** start of ROWS **

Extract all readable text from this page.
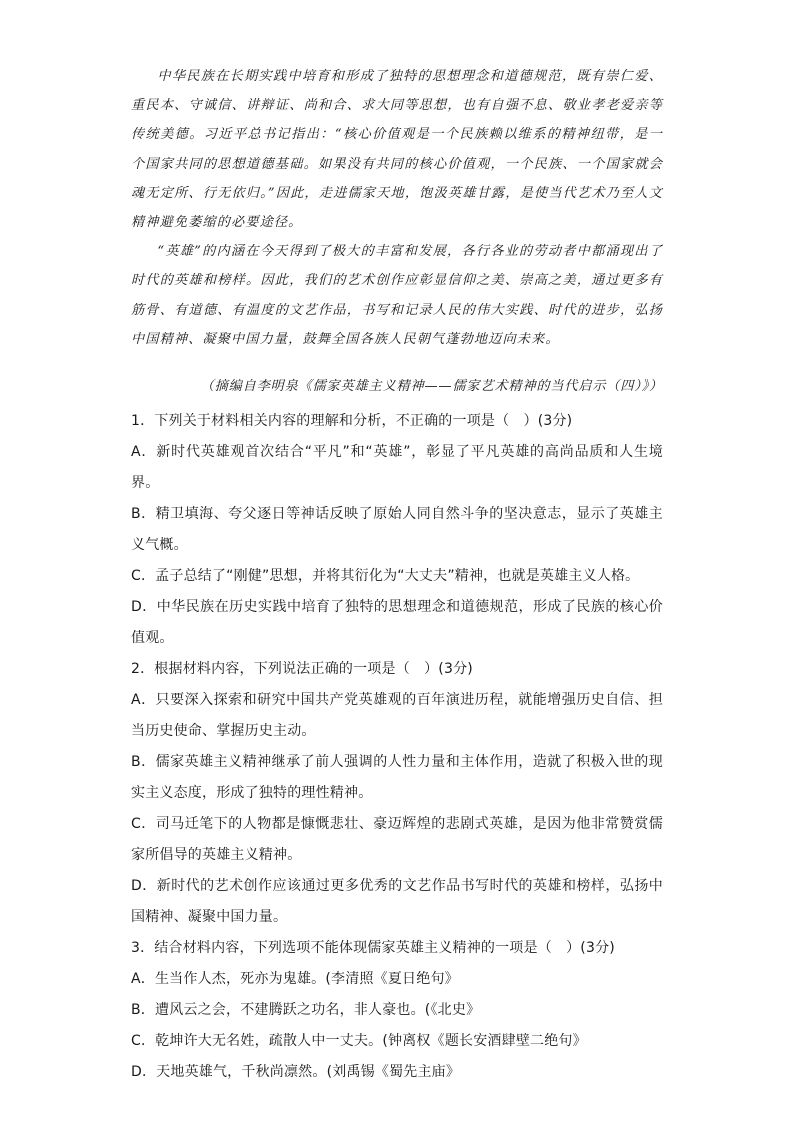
中华民族在长期实践中培育和形成了独特的思想理念和道德规范，既有崇仁爱、重民本、守诚信、讲辩证、尚和合、求大同等思想，也有自强不息、敬业孝老爱亲等传统美德。习近平总书记指出：“核心价值观是一个民族赖以维系的精神纽带，是一个国家共同的思想道德基础。如果没有共同的核心价值观，一个民族、一个国家就会魂无定所、行无依归。”因此，走进儒家天地，饱汲英雄甘露，是使当代艺术乃至人文精神避免萎缩的必要途径。

“英雄”的内涵在今天得到了极大的丰富和发展，各行各业的劳动者中都涌现出了时代的英雄和榜样。因此，我们的艺术创作应彰显信仰之美、崇高之美，通过更多有筋骨、有道德、有温度的文艺作品，书写和记录人民的伟大实践、时代的进步，弘扬中国精神、凝聚中国力量，鼓舞全国各族人民朝气蓬勃地迈向未来。

（摘编自李明泉《儒家英雄主义精神——儒家艺术精神的当代启示（四）》）

1．下列关于材料相关内容的理解和分析，不正确的一项是（　）(3分)

A．新时代英雄观首次结合“平凡”和“英雄”，彰显了平凡英雄的高尚品质和人生境界。

B．精卫填海、夸父逐日等神话反映了原始人同自然斗争的坚决意志，显示了英雄主义气概。

C．孟子总结了“刚健”思想，并将其衍化为“大丈夫”精神，也就是英雄主义人格。

D．中华民族在历史实践中培育了独特的思想理念和道德规范，形成了民族的核心价值观。

2．根据材料内容，下列说法正确的一项是（　）(3分)

A．只要深入探索和研究中国共产党英雄观的百年演进历程，就能增强历史自信、担当历史使命、掌握历史主动。

B．儒家英雄主义精神继承了前人强调的人性力量和主体作用，造就了积极入世的现实主义态度，形成了独特的理性精神。

C．司马迁笔下的人物都是慷慨悲壮、豪迈辉煌的悲剧式英雄，是因为他非常赞赏儒家所倡导的英雄主义精神。

D．新时代的艺术创作应该通过更多优秀的文艺作品书写时代的英雄和榜样，弘扬中国精神、凝聚中国力量。

3．结合材料内容，下列选项不能体现儒家英雄主义精神的一项是（　）(3分)

A．生当作人杰，死亦为鬼雄。(李清照《夏日绝句》

B．遭风云之会，不建腾跃之功名，非人豪也。(《北史》

C．乾坤许大无名姓，疏散人中一丈夫。(钟离权《题长安酒肆壁二绝句》

D．天地英雄气，千秋尚凛然。(刘禹锡《蜀先主庙》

** end of ROWS **

SET TASK:
Transcribe the material exactly, and leave out whatever pictures it holds.

OUTPUT OF THE TASK:
Extract all readable text from this page.
中华民族在长期实践中培育和形成了独特的思想理念和道德规范，既有崇仁爱、重民本、守诚信、讲辩证、尚和合、求大同等思想，也有自强不息、敬业孝老爱亲等传统美德。习近平总书记指出：“核心价值观是一个民族赖以维系的精神纽带，是一个国家共同的思想道德基础。如果没有共同的核心价值观，一个民族、一个国家就会魂无定所、行无依归。”因此，走进儒家天地，饱汲英雄甘露，是使当代艺术乃至人文精神避免萎缩的必要途径。

“英雄”的内涵在今天得到了极大的丰富和发展，各行各业的劳动者中都涌现出了时代的英雄和榜样。因此，我们的艺术创作应彰显信仰之美、崇高之美，通过更多有筋骨、有道德、有温度的文艺作品，书写和记录人民的伟大实践、时代的进步，弘扬中国精神、凝聚中国力量，鼓舞全国各族人民朝气蓬勃地迈向未来。

（摘编自李明泉《儒家英雄主义精神——儒家艺术精神的当代启示（四）》）

1．下列关于材料相关内容的理解和分析，不正确的一项是（　）(3分)

A．新时代英雄观首次结合“平凡”和“英雄”，彰显了平凡英雄的高尚品质和人生境界。

B．精卫填海、夸父逐日等神话反映了原始人同自然斗争的坚决意志，显示了英雄主义气概。

C．孟子总结了“刚健”思想，并将其衍化为“大丈夫”精神，也就是英雄主义人格。

D．中华民族在历史实践中培育了独特的思想理念和道德规范，形成了民族的核心价值观。

2．根据材料内容，下列说法正确的一项是（　）(3分)

A．只要深入探索和研究中国共产党英雄观的百年演进历程，就能增强历史自信、担当历史使命、掌握历史主动。

B．儒家英雄主义精神继承了前人强调的人性力量和主体作用，造就了积极入世的现实主义态度，形成了独特的理性精神。

C．司马迁笔下的人物都是慷慨悲壮、豪迈辉煌的悲剧式英雄，是因为他非常赞赏儒家所倡导的英雄主义精神。

D．新时代的艺术创作应该通过更多优秀的文艺作品书写时代的英雄和榜样，弘扬中国精神、凝聚中国力量。

3．结合材料内容，下列选项不能体现儒家英雄主义精神的一项是（　）(3分)

A．生当作人杰，死亦为鬼雄。(李清照《夏日绝句》

B．遭风云之会，不建腾跃之功名，非人豪也。(《北史》

C．乾坤许大无名姓，疏散人中一丈夫。(钟离权《题长安酒肆壁二绝句》

D．天地英雄气，千秋尚凛然。(刘禹锡《蜀先主庙》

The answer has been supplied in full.